* Directions
Each line containing the word "在使用工具前" must be collected.
BEGIN
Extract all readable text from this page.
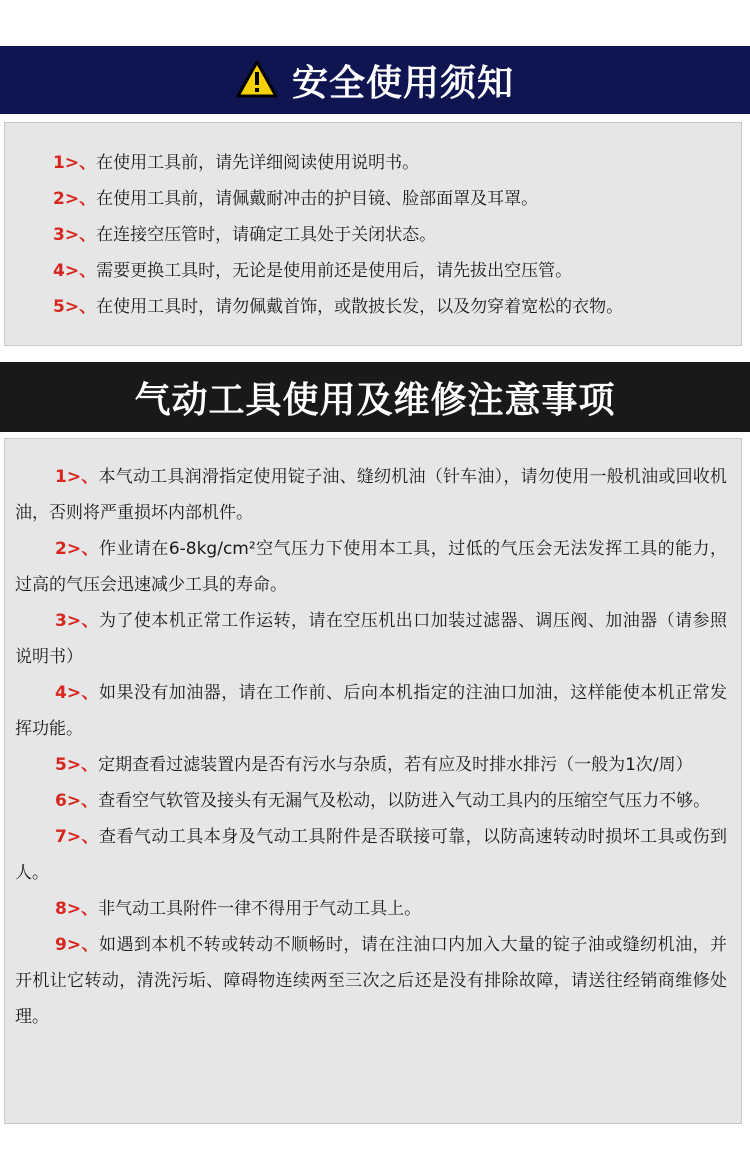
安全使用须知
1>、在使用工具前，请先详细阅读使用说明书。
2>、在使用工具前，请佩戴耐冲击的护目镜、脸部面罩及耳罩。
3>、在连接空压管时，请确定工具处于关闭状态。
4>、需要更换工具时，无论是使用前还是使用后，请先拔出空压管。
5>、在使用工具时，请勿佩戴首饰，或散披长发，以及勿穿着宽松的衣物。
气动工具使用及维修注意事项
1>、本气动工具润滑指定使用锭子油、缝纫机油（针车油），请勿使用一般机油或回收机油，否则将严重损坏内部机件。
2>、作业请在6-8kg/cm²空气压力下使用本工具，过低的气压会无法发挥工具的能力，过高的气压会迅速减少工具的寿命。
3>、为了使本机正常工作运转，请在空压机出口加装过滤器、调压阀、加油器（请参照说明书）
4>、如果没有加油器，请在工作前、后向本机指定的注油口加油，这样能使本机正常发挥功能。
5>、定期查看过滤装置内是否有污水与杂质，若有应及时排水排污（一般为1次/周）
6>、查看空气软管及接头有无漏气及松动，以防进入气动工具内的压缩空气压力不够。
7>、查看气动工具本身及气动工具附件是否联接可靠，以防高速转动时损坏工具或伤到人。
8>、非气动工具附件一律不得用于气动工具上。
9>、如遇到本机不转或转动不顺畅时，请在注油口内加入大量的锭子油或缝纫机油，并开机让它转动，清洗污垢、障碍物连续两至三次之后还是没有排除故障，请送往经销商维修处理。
END
BEGIN
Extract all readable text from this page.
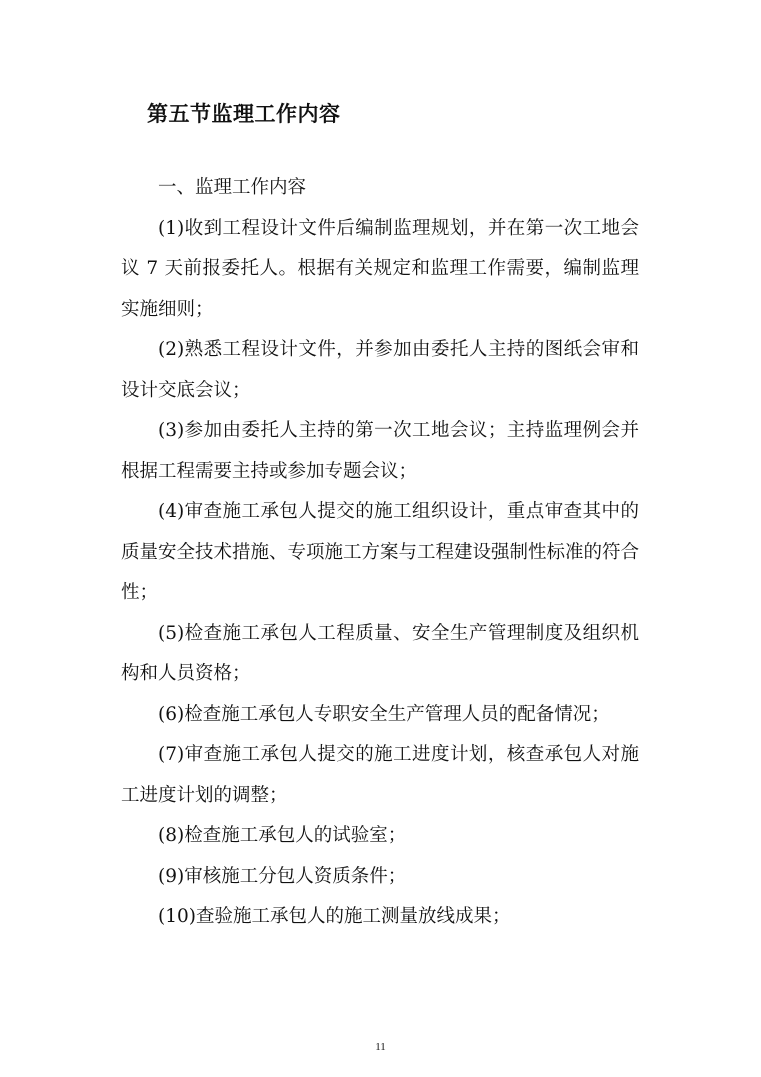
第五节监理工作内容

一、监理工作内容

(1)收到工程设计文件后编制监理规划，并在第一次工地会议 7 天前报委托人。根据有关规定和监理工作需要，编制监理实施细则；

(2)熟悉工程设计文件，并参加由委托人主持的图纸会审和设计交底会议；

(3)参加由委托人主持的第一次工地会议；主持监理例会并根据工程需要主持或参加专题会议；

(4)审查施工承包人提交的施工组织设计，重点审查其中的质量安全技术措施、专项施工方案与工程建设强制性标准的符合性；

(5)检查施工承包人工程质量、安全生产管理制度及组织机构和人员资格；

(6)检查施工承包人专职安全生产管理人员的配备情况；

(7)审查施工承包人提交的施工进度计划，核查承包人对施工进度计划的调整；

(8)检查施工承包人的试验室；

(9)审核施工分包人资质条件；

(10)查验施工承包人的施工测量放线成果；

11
END
* Result of the task
1>、在使用工具前，请先详细阅读使用说明书。
2>、在使用工具前，请佩戴耐冲击的护目镜、脸部面罩及耳罩。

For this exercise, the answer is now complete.